Task statement:
Below is a set of records; restate each one word for word.

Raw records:
◇ ◇ ◇ ◇

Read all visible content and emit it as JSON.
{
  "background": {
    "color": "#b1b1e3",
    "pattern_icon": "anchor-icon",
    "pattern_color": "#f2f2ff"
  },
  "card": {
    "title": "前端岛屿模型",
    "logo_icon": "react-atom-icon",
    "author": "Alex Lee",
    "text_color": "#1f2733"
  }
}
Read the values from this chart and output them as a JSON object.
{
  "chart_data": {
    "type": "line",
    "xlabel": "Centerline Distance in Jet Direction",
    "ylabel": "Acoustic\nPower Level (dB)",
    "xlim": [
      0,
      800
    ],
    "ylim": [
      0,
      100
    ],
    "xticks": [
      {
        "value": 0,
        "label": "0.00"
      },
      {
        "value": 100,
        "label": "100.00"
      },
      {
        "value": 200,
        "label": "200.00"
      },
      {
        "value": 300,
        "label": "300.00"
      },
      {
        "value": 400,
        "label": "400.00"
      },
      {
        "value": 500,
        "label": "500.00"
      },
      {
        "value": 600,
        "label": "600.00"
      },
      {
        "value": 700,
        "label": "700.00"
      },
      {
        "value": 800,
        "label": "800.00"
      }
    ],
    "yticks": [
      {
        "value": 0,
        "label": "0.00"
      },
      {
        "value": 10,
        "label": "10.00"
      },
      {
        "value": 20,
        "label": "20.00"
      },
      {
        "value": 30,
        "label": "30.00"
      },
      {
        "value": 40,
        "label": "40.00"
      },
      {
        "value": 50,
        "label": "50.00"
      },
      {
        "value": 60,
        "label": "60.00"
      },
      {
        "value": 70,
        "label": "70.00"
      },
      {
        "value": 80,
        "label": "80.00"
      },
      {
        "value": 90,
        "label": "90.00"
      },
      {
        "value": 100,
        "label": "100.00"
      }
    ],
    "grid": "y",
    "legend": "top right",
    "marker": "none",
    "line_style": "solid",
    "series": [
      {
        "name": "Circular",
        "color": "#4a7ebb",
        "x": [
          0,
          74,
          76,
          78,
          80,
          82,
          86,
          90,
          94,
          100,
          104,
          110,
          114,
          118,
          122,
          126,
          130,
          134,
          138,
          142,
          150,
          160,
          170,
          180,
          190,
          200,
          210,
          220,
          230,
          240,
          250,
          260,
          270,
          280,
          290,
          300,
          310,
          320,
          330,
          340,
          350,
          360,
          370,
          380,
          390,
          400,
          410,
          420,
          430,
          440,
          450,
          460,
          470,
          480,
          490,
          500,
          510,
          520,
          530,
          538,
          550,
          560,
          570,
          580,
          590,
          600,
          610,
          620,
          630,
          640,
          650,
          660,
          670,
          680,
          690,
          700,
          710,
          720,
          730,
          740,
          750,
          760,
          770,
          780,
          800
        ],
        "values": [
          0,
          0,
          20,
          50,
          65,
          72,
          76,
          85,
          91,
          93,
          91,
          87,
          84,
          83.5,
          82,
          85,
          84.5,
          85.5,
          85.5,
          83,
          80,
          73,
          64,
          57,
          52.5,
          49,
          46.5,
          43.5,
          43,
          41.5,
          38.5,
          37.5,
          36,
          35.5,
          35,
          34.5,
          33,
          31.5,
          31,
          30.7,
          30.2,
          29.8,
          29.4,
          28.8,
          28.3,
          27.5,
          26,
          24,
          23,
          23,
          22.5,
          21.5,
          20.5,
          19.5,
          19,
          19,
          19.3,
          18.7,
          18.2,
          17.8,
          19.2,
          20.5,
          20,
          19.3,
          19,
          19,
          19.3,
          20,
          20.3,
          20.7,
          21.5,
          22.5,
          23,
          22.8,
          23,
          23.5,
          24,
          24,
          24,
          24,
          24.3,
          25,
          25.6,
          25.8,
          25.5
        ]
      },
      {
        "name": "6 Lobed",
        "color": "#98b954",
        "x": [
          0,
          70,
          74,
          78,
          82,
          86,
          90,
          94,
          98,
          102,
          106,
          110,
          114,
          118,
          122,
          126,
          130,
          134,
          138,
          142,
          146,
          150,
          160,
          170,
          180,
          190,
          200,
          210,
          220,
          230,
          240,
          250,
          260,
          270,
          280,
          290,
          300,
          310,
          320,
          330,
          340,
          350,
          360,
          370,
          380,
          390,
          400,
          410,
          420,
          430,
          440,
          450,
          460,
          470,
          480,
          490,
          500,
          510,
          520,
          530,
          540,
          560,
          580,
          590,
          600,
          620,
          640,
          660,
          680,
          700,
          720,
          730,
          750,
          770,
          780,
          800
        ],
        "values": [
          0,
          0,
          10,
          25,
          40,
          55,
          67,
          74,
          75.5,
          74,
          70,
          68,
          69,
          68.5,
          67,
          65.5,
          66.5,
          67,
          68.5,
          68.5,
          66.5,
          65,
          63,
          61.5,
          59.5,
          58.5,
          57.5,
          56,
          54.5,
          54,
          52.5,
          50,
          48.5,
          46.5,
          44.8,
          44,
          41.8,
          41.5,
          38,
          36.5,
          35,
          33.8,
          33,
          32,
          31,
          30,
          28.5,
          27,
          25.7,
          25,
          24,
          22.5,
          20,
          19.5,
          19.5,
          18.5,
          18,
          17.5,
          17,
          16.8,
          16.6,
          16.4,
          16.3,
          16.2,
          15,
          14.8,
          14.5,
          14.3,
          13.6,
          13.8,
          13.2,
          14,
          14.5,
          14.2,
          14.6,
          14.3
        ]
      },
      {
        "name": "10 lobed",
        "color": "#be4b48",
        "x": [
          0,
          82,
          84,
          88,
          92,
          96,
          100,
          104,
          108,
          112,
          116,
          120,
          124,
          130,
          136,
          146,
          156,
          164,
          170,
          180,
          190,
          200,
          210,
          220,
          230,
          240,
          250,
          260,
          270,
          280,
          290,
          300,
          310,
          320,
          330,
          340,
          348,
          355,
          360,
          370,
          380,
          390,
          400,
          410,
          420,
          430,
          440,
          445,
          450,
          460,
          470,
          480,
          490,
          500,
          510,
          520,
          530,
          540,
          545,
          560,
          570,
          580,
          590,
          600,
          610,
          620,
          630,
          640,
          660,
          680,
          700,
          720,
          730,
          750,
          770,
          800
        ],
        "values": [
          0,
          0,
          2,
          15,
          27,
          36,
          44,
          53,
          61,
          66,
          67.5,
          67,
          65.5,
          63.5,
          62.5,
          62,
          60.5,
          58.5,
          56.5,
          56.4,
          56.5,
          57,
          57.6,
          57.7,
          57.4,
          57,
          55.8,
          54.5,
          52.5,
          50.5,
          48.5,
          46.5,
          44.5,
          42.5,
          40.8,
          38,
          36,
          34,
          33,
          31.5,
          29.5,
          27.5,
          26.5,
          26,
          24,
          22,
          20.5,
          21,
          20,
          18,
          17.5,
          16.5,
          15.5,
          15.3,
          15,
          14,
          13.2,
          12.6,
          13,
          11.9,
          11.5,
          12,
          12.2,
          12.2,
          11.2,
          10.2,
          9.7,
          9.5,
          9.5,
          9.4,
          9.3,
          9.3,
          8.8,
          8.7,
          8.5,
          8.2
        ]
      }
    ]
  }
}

◇ ◇ ◇ ◇

Correct result:
Read all visible content and emit it as JSON.
{
  "background": {
    "color": "#b1b1e3",
    "pattern_icon": "anchor-icon",
    "pattern_color": "#f2f2ff"
  },
  "card": {
    "title": "前端岛屿模型",
    "logo_icon": "react-atom-icon",
    "author": "Alex Lee",
    "text_color": "#1f2733"
  }
}
Read the values from this chart and output them as a JSON object.
{
  "chart_data": {
    "type": "line",
    "xlabel": "Centerline Distance in Jet Direction",
    "ylabel": "Acoustic\nPower Level (dB)",
    "xlim": [
      0,
      800
    ],
    "ylim": [
      0,
      100
    ],
    "xticks": [
      {
        "value": 0,
        "label": "0.00"
      },
      {
        "value": 100,
        "label": "100.00"
      },
      {
        "value": 200,
        "label": "200.00"
      },
      {
        "value": 300,
        "label": "300.00"
      },
      {
        "value": 400,
        "label": "400.00"
      },
      {
        "value": 500,
        "label": "500.00"
      },
      {
        "value": 600,
        "label": "600.00"
      },
      {
        "value": 700,
        "label": "700.00"
      },
      {
        "value": 800,
        "label": "800.00"
      }
    ],
    "yticks": [
      {
        "value": 0,
        "label": "0.00"
      },
      {
        "value": 10,
        "label": "10.00"
      },
      {
        "value": 20,
        "label": "20.00"
      },
      {
        "value": 30,
        "label": "30.00"
      },
      {
        "value": 40,
        "label": "40.00"
      },
      {
        "value": 50,
        "label": "50.00"
      },
      {
        "value": 60,
        "label": "60.00"
      },
      {
        "value": 70,
        "label": "70.00"
      },
      {
        "value": 80,
        "label": "80.00"
      },
      {
        "value": 90,
        "label": "90.00"
      },
      {
        "value": 100,
        "label": "100.00"
      }
    ],
    "grid": "y",
    "legend": "top right",
    "marker": "none",
    "line_style": "solid",
    "series": [
      {
        "name": "Circular",
        "color": "#4a7ebb",
        "x": [
          0,
          74,
          76,
          78,
          80,
          82,
          86,
          90,
          94,
          100,
          104,
          110,
          114,
          118,
          122,
          126,
          130,
          134,
          138,
          142,
          150,
          160,
          170,
          180,
          190,
          200,
          210,
          220,
          230,
          240,
          250,
          260,
          270,
          280,
          290,
          300,
          310,
          320,
          330,
          340,
          350,
          360,
          370,
          380,
          390,
          400,
          410,
          420,
          430,
          440,
          450,
          460,
          470,
          480,
          490,
          500,
          510,
          520,
          530,
          538,
          550,
          560,
          570,
          580,
          590,
          600,
          610,
          620,
          630,
          640,
          650,
          660,
          670,
          680,
          690,
          700,
          710,
          720,
          730,
          740,
          750,
          760,
          770,
          780,
          800
        ],
        "values": [
          0,
          0,
          20,
          50,
          65,
          72,
          76,
          85,
          91,
          93,
          91,
          87,
          84,
          83.5,
          82,
          85,
          84.5,
          85.5,
          85.5,
          83,
          80,
          73,
          64,
          57,
          52.5,
          49,
          46.5,
          43.5,
          43,
          41.5,
          38.5,
          37.5,
          36,
          35.5,
          35,
          34.5,
          33,
          31.5,
          31,
          30.7,
          30.2,
          29.8,
          29.4,
          28.8,
          28.3,
          27.5,
          26,
          24,
          23,
          23,
          22.5,
          21.5,
          20.5,
          19.5,
          19,
          19,
          19.3,
          18.7,
          18.2,
          17.8,
          19.2,
          20.5,
          20,
          19.3,
          19,
          19,
          19.3,
          20,
          20.3,
          20.7,
          21.5,
          22.5,
          23,
          22.8,
          23,
          23.5,
          24,
          24,
          24,
          24,
          24.3,
          25,
          25.6,
          25.8,
          25.5
        ]
      },
      {
        "name": "6 Lobed",
        "color": "#98b954",
        "x": [
          0,
          70,
          74,
          78,
          82,
          86,
          90,
          94,
          98,
          102,
          106,
          110,
          114,
          118,
          122,
          126,
          130,
          134,
          138,
          142,
          146,
          150,
          160,
          170,
          180,
          190,
          200,
          210,
          220,
          230,
          240,
          250,
          260,
          270,
          280,
          290,
          300,
          310,
          320,
          330,
          340,
          350,
          360,
          370,
          380,
          390,
          400,
          410,
          420,
          430,
          440,
          450,
          460,
          470,
          480,
          490,
          500,
          510,
          520,
          530,
          540,
          560,
          580,
          590,
          600,
          620,
          640,
          660,
          680,
          700,
          720,
          730,
          750,
          770,
          780,
          800
        ],
        "values": [
          0,
          0,
          10,
          25,
          40,
          55,
          67,
          74,
          75.5,
          74,
          70,
          68,
          69,
          68.5,
          67,
          65.5,
          66.5,
          67,
          68.5,
          68.5,
          66.5,
          65,
          63,
          61.5,
          59.5,
          58.5,
          57.5,
          56,
          54.5,
          54,
          52.5,
          50,
          48.5,
          46.5,
          44.8,
          44,
          41.8,
          41.5,
          38,
          36.5,
          35,
          33.8,
          33,
          32,
          31,
          30,
          28.5,
          27,
          25.7,
          25,
          24,
          22.5,
          20,
          19.5,
          19.5,
          18.5,
          18,
          17.5,
          17,
          16.8,
          16.6,
          16.4,
          16.3,
          16.2,
          15,
          14.8,
          14.5,
          14.3,
          13.6,
          13.8,
          13.2,
          14,
          14.5,
          14.2,
          14.6,
          14.3
        ]
      },
      {
        "name": "10 lobed",
        "color": "#be4b48",
        "x": [
          0,
          82,
          84,
          88,
          92,
          96,
          100,
          104,
          108,
          112,
          116,
          120,
          124,
          130,
          136,
          146,
          156,
          164,
          170,
          180,
          190,
          200,
          210,
          220,
          230,
          240,
          250,
          260,
          270,
          280,
          290,
          300,
          310,
          320,
          330,
          340,
          348,
          355,
          360,
          370,
          380,
          390,
          400,
          410,
          420,
          430,
          440,
          445,
          450,
          460,
          470,
          480,
          490,
          500,
          510,
          520,
          530,
          540,
          545,
          560,
          570,
          580,
          590,
          600,
          610,
          620,
          630,
          640,
          660,
          680,
          700,
          720,
          730,
          750,
          770,
          800
        ],
        "values": [
          0,
          0,
          2,
          15,
          27,
          36,
          44,
          53,
          61,
          66,
          67.5,
          67,
          65.5,
          63.5,
          62.5,
          62,
          60.5,
          58.5,
          56.5,
          56.4,
          56.5,
          57,
          57.6,
          57.7,
          57.4,
          57,
          55.8,
          54.5,
          52.5,
          50.5,
          48.5,
          46.5,
          44.5,
          42.5,
          40.8,
          38,
          36,
          34,
          33,
          31.5,
          29.5,
          27.5,
          26.5,
          26,
          24,
          22,
          20.5,
          21,
          20,
          18,
          17.5,
          16.5,
          15.5,
          15.3,
          15,
          14,
          13.2,
          12.6,
          13,
          11.9,
          11.5,
          12,
          12.2,
          12.2,
          11.2,
          10.2,
          9.7,
          9.5,
          9.5,
          9.4,
          9.3,
          9.3,
          8.8,
          8.7,
          8.5,
          8.2
        ]
      }
    ]
  }
}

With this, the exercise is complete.